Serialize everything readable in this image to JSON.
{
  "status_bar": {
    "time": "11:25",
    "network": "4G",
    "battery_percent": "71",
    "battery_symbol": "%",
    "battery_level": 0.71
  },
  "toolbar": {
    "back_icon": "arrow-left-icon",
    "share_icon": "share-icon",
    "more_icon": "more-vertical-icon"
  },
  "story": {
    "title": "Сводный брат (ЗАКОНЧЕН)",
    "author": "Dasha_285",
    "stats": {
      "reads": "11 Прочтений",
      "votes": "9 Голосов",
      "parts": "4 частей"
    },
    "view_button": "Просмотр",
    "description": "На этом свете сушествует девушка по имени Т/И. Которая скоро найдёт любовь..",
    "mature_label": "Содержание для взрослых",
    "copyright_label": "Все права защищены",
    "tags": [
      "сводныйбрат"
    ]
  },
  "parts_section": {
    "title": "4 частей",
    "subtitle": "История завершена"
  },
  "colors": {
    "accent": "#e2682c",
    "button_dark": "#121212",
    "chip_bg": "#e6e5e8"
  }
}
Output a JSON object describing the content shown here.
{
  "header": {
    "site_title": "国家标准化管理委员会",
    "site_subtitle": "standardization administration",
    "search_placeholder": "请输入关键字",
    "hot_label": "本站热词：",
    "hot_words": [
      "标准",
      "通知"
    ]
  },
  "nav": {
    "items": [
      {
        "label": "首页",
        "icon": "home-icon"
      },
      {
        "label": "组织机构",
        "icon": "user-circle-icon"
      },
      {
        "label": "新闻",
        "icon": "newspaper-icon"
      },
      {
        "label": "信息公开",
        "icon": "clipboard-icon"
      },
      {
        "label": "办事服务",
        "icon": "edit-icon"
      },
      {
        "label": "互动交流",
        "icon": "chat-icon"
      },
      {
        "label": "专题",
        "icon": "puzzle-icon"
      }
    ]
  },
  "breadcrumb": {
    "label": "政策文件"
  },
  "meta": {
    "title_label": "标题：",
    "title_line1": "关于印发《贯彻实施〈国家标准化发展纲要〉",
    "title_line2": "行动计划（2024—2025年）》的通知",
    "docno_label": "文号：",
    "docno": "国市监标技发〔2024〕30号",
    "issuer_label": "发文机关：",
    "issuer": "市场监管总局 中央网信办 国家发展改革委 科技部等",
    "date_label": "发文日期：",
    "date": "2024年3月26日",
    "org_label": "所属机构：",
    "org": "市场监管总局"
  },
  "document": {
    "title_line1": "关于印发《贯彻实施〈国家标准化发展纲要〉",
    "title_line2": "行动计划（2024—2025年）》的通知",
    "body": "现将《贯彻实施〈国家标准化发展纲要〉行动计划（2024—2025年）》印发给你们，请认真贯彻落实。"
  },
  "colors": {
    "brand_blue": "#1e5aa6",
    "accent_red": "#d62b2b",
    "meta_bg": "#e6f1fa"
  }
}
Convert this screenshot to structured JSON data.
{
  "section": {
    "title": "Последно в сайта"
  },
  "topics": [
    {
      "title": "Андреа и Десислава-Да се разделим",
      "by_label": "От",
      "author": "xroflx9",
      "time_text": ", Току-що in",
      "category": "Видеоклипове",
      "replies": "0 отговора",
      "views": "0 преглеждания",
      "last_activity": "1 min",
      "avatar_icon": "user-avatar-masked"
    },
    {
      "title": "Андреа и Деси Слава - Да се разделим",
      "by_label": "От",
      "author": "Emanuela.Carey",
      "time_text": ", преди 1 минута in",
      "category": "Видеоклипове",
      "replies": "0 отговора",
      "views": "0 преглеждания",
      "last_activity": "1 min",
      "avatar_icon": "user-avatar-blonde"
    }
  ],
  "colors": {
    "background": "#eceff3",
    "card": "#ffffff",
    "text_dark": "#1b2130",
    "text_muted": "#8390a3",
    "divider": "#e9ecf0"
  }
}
:::
**Task goal**:
Extract the data in full. Keep it word for word.

**Solution for this exercise**:
Serialize everything readable in this image to JSON.
{
  "status_bar": {
    "time": "11:25",
    "network": "4G",
    "battery_percent": "71",
    "battery_symbol": "%",
    "battery_level": 0.71
  },
  "toolbar": {
    "back_icon": "arrow-left-icon",
    "share_icon": "share-icon",
    "more_icon": "more-vertical-icon"
  },
  "story": {
    "title": "Сводный брат (ЗАКОНЧЕН)",
    "author": "Dasha_285",
    "stats": {
      "reads": "11 Прочтений",
      "votes": "9 Голосов",
      "parts": "4 частей"
    },
    "view_button": "Просмотр",
    "description": "На этом свете сушествует девушка по имени Т/И. Которая скоро найдёт любовь..",
    "mature_label": "Содержание для взрослых",
    "copyright_label": "Все права защищены",
    "tags": [
      "сводныйбрат"
    ]
  },
  "parts_section": {
    "title": "4 частей",
    "subtitle": "История завершена"
  },
  "colors": {
    "accent": "#e2682c",
    "button_dark": "#121212",
    "chip_bg": "#e6e5e8"
  }
}
Output a JSON object describing the content shown here.
{
  "header": {
    "site_title": "国家标准化管理委员会",
    "site_subtitle": "standardization administration",
    "search_placeholder": "请输入关键字",
    "hot_label": "本站热词：",
    "hot_words": [
      "标准",
      "通知"
    ]
  },
  "nav": {
    "items": [
      {
        "label": "首页",
        "icon": "home-icon"
      },
      {
        "label": "组织机构",
        "icon": "user-circle-icon"
      },
      {
        "label": "新闻",
        "icon": "newspaper-icon"
      },
      {
        "label": "信息公开",
        "icon": "clipboard-icon"
      },
      {
        "label": "办事服务",
        "icon": "edit-icon"
      },
      {
        "label": "互动交流",
        "icon": "chat-icon"
      },
      {
        "label": "专题",
        "icon": "puzzle-icon"
      }
    ]
  },
  "breadcrumb": {
    "label": "政策文件"
  },
  "meta": {
    "title_label": "标题：",
    "title_line1": "关于印发《贯彻实施〈国家标准化发展纲要〉",
    "title_line2": "行动计划（2024—2025年）》的通知",
    "docno_label": "文号：",
    "docno": "国市监标技发〔2024〕30号",
    "issuer_label": "发文机关：",
    "issuer": "市场监管总局 中央网信办 国家发展改革委 科技部等",
    "date_label": "发文日期：",
    "date": "2024年3月26日",
    "org_label": "所属机构：",
    "org": "市场监管总局"
  },
  "document": {
    "title_line1": "关于印发《贯彻实施〈国家标准化发展纲要〉",
    "title_line2": "行动计划（2024—2025年）》的通知",
    "body": "现将《贯彻实施〈国家标准化发展纲要〉行动计划（2024—2025年）》印发给你们，请认真贯彻落实。"
  },
  "colors": {
    "brand_blue": "#1e5aa6",
    "accent_red": "#d62b2b",
    "meta_bg": "#e6f1fa"
  }
}
Convert this screenshot to structured JSON data.
{
  "section": {
    "title": "Последно в сайта"
  },
  "topics": [
    {
      "title": "Андреа и Десислава-Да се разделим",
      "by_label": "От",
      "author": "xroflx9",
      "time_text": ", Току-що in",
      "category": "Видеоклипове",
      "replies": "0 отговора",
      "views": "0 преглеждания",
      "last_activity": "1 min",
      "avatar_icon": "user-avatar-masked"
    },
    {
      "title": "Андреа и Деси Слава - Да се разделим",
      "by_label": "От",
      "author": "Emanuela.Carey",
      "time_text": ", преди 1 минута in",
      "category": "Видеоклипове",
      "replies": "0 отговора",
      "views": "0 преглеждания",
      "last_activity": "1 min",
      "avatar_icon": "user-avatar-blonde"
    }
  ],
  "colors": {
    "background": "#eceff3",
    "card": "#ffffff",
    "text_dark": "#1b2130",
    "text_muted": "#8390a3",
    "divider": "#e9ecf0"
  }
}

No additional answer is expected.